(Stored items)

----

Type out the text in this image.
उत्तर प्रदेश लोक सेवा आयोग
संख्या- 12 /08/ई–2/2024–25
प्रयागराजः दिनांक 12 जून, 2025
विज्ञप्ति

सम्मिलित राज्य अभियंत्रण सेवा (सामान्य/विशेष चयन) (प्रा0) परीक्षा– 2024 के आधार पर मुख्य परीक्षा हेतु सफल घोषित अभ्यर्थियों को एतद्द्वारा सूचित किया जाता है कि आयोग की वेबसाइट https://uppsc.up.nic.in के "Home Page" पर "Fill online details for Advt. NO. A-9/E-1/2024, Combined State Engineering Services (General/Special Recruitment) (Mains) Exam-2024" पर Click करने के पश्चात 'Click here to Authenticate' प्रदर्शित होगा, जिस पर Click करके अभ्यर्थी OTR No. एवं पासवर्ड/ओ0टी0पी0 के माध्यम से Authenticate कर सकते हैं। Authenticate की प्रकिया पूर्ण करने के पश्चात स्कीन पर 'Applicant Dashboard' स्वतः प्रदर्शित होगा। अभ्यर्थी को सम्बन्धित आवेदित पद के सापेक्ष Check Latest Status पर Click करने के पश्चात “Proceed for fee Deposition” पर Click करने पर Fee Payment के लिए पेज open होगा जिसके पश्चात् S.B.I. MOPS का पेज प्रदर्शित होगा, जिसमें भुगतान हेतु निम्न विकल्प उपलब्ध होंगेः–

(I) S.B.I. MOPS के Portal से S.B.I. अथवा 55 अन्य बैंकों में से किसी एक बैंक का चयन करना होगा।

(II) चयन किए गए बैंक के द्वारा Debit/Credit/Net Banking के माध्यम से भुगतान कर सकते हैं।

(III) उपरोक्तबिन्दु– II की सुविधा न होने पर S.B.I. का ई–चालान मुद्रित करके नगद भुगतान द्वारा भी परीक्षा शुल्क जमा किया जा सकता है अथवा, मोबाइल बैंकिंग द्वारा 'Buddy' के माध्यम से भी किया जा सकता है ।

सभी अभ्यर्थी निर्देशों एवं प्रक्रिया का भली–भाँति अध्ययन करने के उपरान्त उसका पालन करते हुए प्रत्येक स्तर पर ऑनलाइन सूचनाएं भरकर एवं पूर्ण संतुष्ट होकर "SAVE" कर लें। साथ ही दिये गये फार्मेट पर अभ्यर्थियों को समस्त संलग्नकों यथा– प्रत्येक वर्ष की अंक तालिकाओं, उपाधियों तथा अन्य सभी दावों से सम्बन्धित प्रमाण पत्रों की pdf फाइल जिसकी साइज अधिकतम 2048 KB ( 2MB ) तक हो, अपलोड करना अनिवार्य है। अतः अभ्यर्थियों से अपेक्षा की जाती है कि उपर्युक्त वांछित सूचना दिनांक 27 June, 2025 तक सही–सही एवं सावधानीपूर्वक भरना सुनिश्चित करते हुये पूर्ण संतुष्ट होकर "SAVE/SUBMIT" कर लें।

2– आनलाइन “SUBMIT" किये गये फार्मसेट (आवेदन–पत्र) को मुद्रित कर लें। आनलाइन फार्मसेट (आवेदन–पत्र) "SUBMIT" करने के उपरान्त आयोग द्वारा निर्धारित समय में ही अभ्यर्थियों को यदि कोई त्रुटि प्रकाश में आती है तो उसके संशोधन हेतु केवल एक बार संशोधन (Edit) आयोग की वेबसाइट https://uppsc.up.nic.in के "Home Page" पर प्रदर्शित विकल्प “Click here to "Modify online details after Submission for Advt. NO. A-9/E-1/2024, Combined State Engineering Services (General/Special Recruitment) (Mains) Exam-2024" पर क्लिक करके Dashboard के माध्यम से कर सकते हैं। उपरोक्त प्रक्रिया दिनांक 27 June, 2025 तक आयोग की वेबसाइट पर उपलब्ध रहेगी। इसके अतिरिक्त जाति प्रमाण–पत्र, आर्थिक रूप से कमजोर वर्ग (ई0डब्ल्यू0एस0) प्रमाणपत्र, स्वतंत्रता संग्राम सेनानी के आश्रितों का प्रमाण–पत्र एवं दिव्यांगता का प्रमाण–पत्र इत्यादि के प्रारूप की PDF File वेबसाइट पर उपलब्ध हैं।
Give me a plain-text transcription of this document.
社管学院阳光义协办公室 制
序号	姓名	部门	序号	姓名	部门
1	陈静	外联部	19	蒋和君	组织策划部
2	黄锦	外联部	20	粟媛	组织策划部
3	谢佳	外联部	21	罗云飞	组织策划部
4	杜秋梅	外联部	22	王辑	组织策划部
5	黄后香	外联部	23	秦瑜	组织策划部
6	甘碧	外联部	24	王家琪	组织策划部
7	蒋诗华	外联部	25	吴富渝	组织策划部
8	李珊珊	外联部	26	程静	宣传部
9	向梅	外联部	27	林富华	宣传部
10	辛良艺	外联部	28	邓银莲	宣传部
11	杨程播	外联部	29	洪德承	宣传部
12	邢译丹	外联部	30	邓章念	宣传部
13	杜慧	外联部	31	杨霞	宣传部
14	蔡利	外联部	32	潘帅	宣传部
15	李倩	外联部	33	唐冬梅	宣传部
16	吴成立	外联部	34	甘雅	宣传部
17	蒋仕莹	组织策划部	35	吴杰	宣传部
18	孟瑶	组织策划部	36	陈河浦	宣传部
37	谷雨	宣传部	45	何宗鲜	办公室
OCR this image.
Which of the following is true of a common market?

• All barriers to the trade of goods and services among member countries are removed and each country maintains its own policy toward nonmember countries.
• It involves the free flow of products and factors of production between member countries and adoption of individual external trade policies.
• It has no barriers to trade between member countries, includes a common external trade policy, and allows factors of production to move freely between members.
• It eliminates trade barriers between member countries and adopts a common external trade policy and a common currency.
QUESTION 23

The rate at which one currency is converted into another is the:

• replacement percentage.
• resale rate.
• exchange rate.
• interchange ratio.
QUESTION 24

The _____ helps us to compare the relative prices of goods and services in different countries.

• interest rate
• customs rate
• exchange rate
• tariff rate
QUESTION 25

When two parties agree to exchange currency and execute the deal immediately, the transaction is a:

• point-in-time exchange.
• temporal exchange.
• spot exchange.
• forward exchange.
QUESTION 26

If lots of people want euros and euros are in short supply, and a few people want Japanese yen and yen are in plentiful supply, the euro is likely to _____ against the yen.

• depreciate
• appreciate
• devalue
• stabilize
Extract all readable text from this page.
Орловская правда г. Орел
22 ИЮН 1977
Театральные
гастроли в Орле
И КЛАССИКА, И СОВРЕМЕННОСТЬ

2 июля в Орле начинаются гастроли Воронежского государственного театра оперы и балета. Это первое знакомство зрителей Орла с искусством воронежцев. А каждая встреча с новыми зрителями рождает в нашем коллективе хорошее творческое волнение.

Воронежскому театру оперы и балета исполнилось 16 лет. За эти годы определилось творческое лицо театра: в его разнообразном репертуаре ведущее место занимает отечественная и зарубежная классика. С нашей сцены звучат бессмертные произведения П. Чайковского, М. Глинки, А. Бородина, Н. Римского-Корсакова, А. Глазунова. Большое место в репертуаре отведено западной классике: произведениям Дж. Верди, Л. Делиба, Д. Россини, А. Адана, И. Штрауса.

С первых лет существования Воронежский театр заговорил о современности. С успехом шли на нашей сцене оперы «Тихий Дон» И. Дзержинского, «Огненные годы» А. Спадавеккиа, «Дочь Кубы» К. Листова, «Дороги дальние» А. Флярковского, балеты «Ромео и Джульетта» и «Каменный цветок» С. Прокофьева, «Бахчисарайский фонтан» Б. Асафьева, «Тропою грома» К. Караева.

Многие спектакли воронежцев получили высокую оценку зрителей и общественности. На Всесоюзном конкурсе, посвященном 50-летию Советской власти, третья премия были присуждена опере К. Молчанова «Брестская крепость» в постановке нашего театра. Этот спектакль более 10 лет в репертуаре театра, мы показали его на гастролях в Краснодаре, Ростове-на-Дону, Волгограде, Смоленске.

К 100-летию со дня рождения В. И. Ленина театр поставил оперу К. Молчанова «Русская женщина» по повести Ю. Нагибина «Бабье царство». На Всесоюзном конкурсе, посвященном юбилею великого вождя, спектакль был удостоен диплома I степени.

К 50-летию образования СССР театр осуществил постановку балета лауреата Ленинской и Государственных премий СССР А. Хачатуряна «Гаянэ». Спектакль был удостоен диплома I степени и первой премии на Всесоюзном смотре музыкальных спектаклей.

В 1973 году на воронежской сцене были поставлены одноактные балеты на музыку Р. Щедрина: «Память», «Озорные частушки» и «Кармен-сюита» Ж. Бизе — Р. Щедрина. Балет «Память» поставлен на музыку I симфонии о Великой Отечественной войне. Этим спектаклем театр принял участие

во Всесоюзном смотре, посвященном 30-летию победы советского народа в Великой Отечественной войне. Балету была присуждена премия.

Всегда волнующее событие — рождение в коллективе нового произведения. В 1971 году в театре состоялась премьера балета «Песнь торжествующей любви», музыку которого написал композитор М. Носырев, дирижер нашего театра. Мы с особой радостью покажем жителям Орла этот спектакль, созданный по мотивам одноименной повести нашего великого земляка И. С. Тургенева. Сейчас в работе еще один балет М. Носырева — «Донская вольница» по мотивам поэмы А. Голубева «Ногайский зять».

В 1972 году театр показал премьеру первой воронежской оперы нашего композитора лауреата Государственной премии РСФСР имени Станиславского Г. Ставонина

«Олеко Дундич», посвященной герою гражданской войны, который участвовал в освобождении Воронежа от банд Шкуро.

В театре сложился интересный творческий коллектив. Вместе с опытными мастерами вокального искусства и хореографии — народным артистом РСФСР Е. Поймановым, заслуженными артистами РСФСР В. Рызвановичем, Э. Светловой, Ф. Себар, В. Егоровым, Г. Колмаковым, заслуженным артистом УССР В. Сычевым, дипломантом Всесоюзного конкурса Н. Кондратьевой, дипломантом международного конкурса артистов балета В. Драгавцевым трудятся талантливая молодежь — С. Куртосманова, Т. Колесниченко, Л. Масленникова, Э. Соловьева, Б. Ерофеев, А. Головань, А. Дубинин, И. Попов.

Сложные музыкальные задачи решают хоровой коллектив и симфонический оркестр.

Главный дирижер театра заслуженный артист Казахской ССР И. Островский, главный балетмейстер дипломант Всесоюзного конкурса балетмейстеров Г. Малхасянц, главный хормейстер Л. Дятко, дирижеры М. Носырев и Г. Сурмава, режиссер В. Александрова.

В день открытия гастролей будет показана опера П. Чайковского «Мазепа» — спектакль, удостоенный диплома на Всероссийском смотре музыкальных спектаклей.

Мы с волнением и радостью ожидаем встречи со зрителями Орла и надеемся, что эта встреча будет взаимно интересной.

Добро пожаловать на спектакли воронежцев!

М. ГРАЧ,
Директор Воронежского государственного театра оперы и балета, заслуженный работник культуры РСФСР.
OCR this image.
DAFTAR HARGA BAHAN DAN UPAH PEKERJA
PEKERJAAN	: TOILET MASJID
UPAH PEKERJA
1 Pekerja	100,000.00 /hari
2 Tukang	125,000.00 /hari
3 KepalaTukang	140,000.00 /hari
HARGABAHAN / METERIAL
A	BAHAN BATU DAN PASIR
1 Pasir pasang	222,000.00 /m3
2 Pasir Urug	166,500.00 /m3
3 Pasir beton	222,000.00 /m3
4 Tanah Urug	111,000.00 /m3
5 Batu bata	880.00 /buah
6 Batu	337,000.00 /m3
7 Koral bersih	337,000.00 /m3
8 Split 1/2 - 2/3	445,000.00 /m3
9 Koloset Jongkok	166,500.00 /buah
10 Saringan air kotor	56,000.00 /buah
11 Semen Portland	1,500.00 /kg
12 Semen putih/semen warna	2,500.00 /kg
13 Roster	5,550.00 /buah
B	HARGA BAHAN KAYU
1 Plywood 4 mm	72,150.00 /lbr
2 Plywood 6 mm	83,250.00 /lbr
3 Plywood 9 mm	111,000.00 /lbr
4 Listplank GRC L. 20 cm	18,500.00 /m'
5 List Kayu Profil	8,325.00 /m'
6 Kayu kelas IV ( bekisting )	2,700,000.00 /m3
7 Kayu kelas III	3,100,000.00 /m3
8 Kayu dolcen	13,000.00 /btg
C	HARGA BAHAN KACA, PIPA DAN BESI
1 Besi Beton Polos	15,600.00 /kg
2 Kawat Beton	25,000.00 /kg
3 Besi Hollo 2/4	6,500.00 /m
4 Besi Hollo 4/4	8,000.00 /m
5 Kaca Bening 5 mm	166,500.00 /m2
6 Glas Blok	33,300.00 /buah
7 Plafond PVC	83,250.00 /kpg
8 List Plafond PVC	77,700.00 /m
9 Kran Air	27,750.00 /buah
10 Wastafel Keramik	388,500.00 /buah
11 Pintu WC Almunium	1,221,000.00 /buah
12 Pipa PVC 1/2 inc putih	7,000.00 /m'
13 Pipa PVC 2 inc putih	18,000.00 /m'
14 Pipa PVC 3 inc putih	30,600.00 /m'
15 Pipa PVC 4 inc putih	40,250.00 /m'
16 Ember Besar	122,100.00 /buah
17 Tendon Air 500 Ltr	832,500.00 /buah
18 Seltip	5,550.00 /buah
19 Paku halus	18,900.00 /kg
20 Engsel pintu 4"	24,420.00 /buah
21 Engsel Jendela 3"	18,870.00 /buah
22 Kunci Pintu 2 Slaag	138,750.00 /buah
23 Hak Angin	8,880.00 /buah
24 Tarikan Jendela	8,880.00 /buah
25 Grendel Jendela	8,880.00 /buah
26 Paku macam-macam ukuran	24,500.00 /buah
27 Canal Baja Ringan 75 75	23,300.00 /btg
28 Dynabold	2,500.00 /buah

----

# PROBLEM TO WORK ON
Pick each line holding the word "currency" out of the data and copy it.

# THE REPLY
• It eliminates trade barriers between member countries and adopts a common external trade policy and a common currency.
The rate at which one currency is converted into another is the:
When two parties agree to exchange currency and execute the deal immediately, the transaction is a:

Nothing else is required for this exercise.